- [Stated task]
The entries below should be output exactly as written.
##########
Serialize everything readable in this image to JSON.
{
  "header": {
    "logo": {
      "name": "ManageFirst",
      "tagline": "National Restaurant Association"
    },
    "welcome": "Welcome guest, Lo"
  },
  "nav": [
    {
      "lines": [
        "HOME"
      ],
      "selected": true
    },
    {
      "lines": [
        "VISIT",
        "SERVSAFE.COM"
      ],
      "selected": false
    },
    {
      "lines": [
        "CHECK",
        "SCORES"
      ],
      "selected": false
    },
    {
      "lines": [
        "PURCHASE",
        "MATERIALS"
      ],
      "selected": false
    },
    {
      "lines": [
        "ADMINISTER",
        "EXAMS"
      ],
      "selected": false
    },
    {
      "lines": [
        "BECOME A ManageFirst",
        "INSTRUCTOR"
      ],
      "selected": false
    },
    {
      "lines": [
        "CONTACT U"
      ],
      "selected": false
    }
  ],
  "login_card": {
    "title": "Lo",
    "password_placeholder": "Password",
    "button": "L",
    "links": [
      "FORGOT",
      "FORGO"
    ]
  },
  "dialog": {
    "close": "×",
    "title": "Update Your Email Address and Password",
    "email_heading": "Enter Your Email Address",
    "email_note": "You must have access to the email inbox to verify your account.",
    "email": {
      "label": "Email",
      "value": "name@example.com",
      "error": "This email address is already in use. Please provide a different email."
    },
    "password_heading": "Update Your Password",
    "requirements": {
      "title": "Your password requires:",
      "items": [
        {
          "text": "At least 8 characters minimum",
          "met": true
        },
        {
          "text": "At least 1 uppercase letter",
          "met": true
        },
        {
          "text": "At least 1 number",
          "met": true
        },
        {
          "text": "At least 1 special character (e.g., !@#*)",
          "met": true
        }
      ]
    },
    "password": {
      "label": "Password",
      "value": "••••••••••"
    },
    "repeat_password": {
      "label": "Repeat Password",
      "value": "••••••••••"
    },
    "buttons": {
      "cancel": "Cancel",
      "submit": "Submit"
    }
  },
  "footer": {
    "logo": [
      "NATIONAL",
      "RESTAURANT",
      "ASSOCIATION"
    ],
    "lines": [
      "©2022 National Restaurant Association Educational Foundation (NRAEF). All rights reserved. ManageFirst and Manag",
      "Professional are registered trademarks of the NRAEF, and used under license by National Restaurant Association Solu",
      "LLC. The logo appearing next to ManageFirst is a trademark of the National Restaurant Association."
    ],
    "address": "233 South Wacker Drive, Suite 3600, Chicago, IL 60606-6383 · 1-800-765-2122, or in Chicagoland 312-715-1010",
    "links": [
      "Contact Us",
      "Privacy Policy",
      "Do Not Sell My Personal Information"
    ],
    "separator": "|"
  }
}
##########
- [Task output]
Serialize everything readable in this image to JSON.
{
  "header": {
    "logo": {
      "name": "ManageFirst",
      "tagline": "National Restaurant Association"
    },
    "welcome": "Welcome guest, Lo"
  },
  "nav": [
    {
      "lines": [
        "HOME"
      ],
      "selected": true
    },
    {
      "lines": [
        "VISIT",
        "SERVSAFE.COM"
      ],
      "selected": false
    },
    {
      "lines": [
        "CHECK",
        "SCORES"
      ],
      "selected": false
    },
    {
      "lines": [
        "PURCHASE",
        "MATERIALS"
      ],
      "selected": false
    },
    {
      "lines": [
        "ADMINISTER",
        "EXAMS"
      ],
      "selected": false
    },
    {
      "lines": [
        "BECOME A ManageFirst",
        "INSTRUCTOR"
      ],
      "selected": false
    },
    {
      "lines": [
        "CONTACT U"
      ],
      "selected": false
    }
  ],
  "login_card": {
    "title": "Lo",
    "password_placeholder": "Password",
    "button": "L",
    "links": [
      "FORGOT",
      "FORGO"
    ]
  },
  "dialog": {
    "close": "×",
    "title": "Update Your Email Address and Password",
    "email_heading": "Enter Your Email Address",
    "email_note": "You must have access to the email inbox to verify your account.",
    "email": {
      "label": "Email",
      "value": "name@example.com",
      "error": "This email address is already in use. Please provide a different email."
    },
    "password_heading": "Update Your Password",
    "requirements": {
      "title": "Your password requires:",
      "items": [
        {
          "text": "At least 8 characters minimum",
          "met": true
        },
        {
          "text": "At least 1 uppercase letter",
          "met": true
        },
        {
          "text": "At least 1 number",
          "met": true
        },
        {
          "text": "At least 1 special character (e.g., !@#*)",
          "met": true
        }
      ]
    },
    "password": {
      "label": "Password",
      "value": "••••••••••"
    },
    "repeat_password": {
      "label": "Repeat Password",
      "value": "••••••••••"
    },
    "buttons": {
      "cancel": "Cancel",
      "submit": "Submit"
    }
  },
  "footer": {
    "logo": [
      "NATIONAL",
      "RESTAURANT",
      "ASSOCIATION"
    ],
    "lines": [
      "©2022 National Restaurant Association Educational Foundation (NRAEF). All rights reserved. ManageFirst and Manag",
      "Professional are registered trademarks of the NRAEF, and used under license by National Restaurant Association Solu",
      "LLC. The logo appearing next to ManageFirst is a trademark of the National Restaurant Association."
    ],
    "address": "233 South Wacker Drive, Suite 3600, Chicago, IL 60606-6383 · 1-800-765-2122, or in Chicagoland 312-715-1010",
    "links": [
      "Contact Us",
      "Privacy Policy",
      "Do Not Sell My Personal Information"
    ],
    "separator": "|"
  }
}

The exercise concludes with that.